Work to complete >> Write out the records that appear below, verbatim and complete, but without pictures.

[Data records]
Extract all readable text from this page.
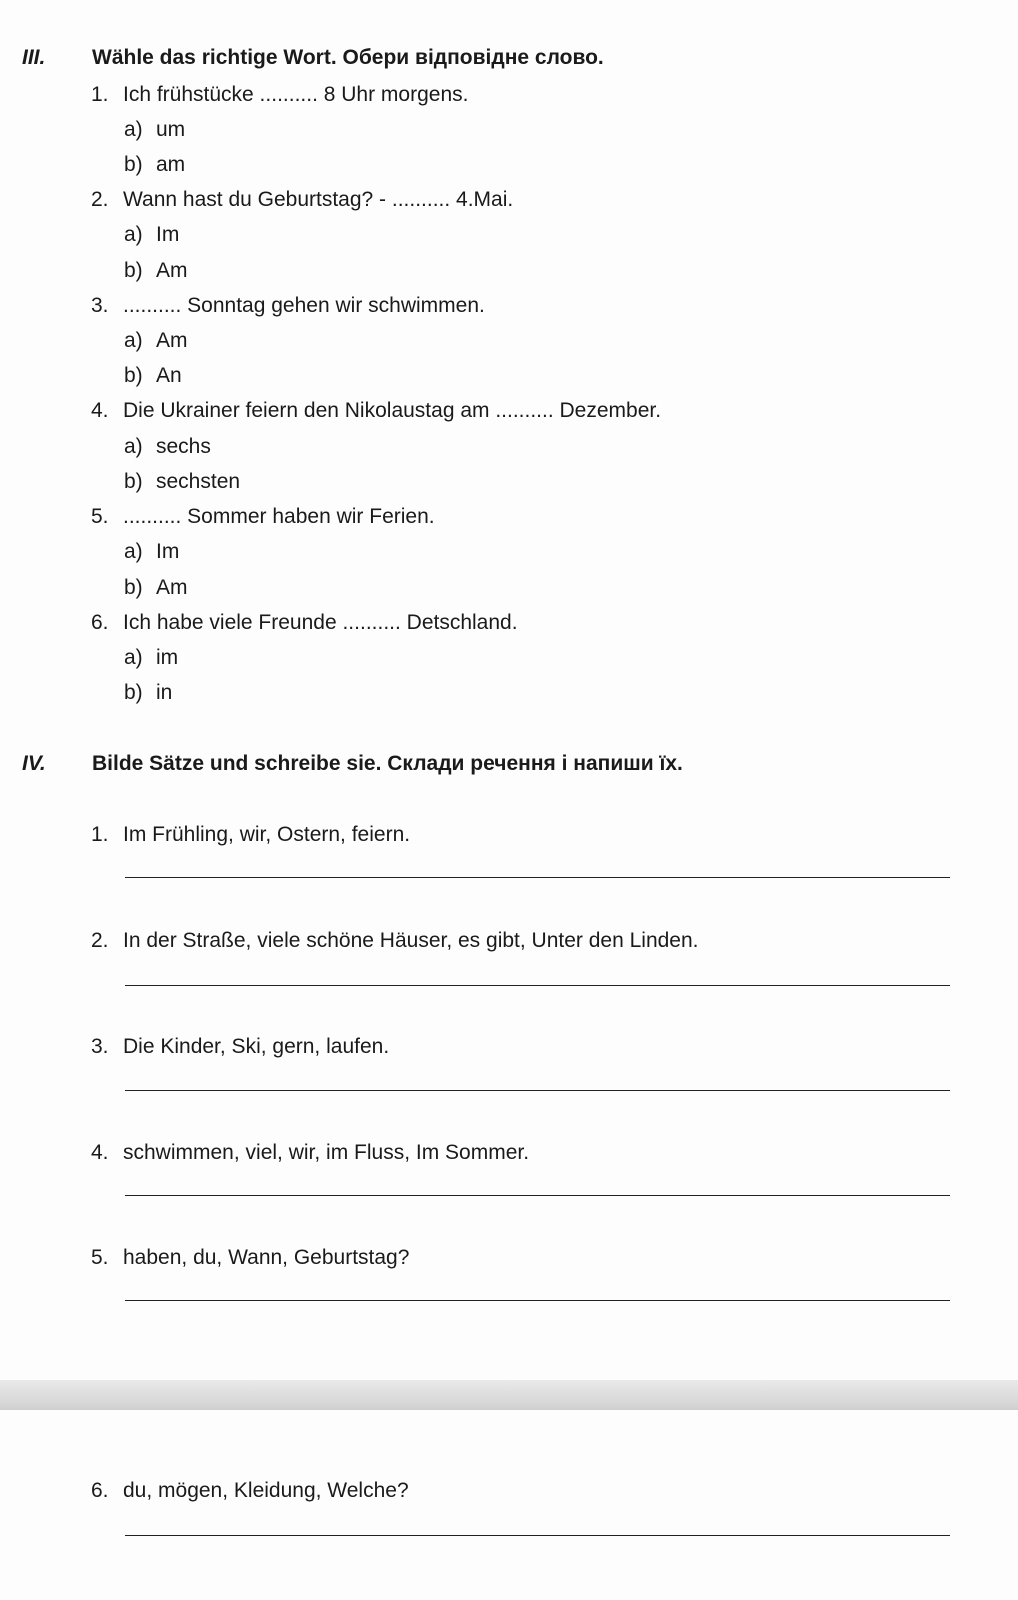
III. Wähle das richtige Wort. Обери відповідне слово.
1. Ich frühstücke .......... 8 Uhr morgens.
a) um
b) am
2. Wann hast du Geburtstag? - .......... 4.Mai.
a) Im
b) Am
3. .......... Sonntag gehen wir schwimmen.
a) Am
b) An
4. Die Ukrainer feiern den Nikolaustag am .......... Dezember.
a) sechs
b) sechsten
5. .......... Sommer haben wir Ferien.
a) Im
b) Am
6. Ich habe viele Freunde .......... Detschland.
a) im
b) in
IV. Bilde Sätze und schreibe sie. Склади речення і напиши їх.
1. Im Frühling, wir, Ostern, feiern.
2. In der Straße, viele schöne Häuser, es gibt, Unter den Linden.
3. Die Kinder, Ski, gern, laufen.
4. schwimmen, viel, wir, im Fluss, Im Sommer.
5. haben, du, Wann, Geburtstag?
6. du, mögen, Kleidung, Welche?
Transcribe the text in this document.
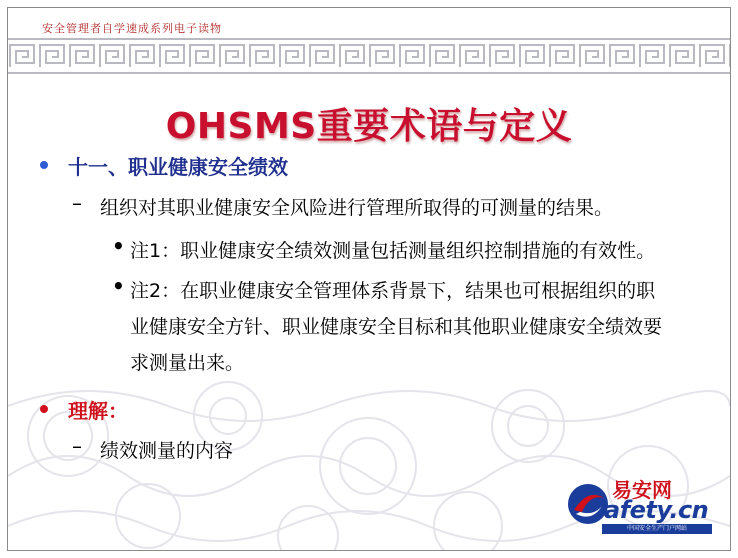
安全管理者自学速成系列电子读物
OHSMS重要术语与定义
十一、职业健康安全绩效
– 组织对其职业健康安全风险进行管理所取得的可测量的结果。
• 注1：职业健康安全绩效测量包括测量组织控制措施的有效性。
• 注2：在职业健康安全管理体系背景下，结果也可根据组织的职
业健康安全方针、职业健康安全目标和其他职业健康安全绩效要
求测量出来。
理解：
– 绩效测量的内容
易安网
afety.cn
中国安全生产门户网站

Final result >>
Extract all readable text from this page.
III. Wähle das richtige Wort. Обери відповідне слово.
1. Ich frühstücke .......... 8 Uhr morgens.
a) um
b) am
2. Wann hast du Geburtstag? - .......... 4.Mai.
a) Im
b) Am
3. .......... Sonntag gehen wir schwimmen.
a) Am
b) An
4. Die Ukrainer feiern den Nikolaustag am .......... Dezember.
a) sechs
b) sechsten
5. .......... Sommer haben wir Ferien.
a) Im
b) Am
6. Ich habe viele Freunde .......... Detschland.
a) im
b) in
IV. Bilde Sätze und schreibe sie. Склади речення і напиши їх.
1. Im Frühling, wir, Ostern, feiern.
2. In der Straße, viele schöne Häuser, es gibt, Unter den Linden.
3. Die Kinder, Ski, gern, laufen.
4. schwimmen, viel, wir, im Fluss, Im Sommer.
5. haben, du, Wann, Geburtstag?
6. du, mögen, Kleidung, Welche?
Transcribe the text in this document.
安全管理者自学速成系列电子读物
OHSMS重要术语与定义
十一、职业健康安全绩效
– 组织对其职业健康安全风险进行管理所取得的可测量的结果。
• 注1：职业健康安全绩效测量包括测量组织控制措施的有效性。
• 注2：在职业健康安全管理体系背景下，结果也可根据组织的职
业健康安全方针、职业健康安全目标和其他职业健康安全绩效要
求测量出来。
理解：
– 绩效测量的内容
易安网
afety.cn
中国安全生产门户网站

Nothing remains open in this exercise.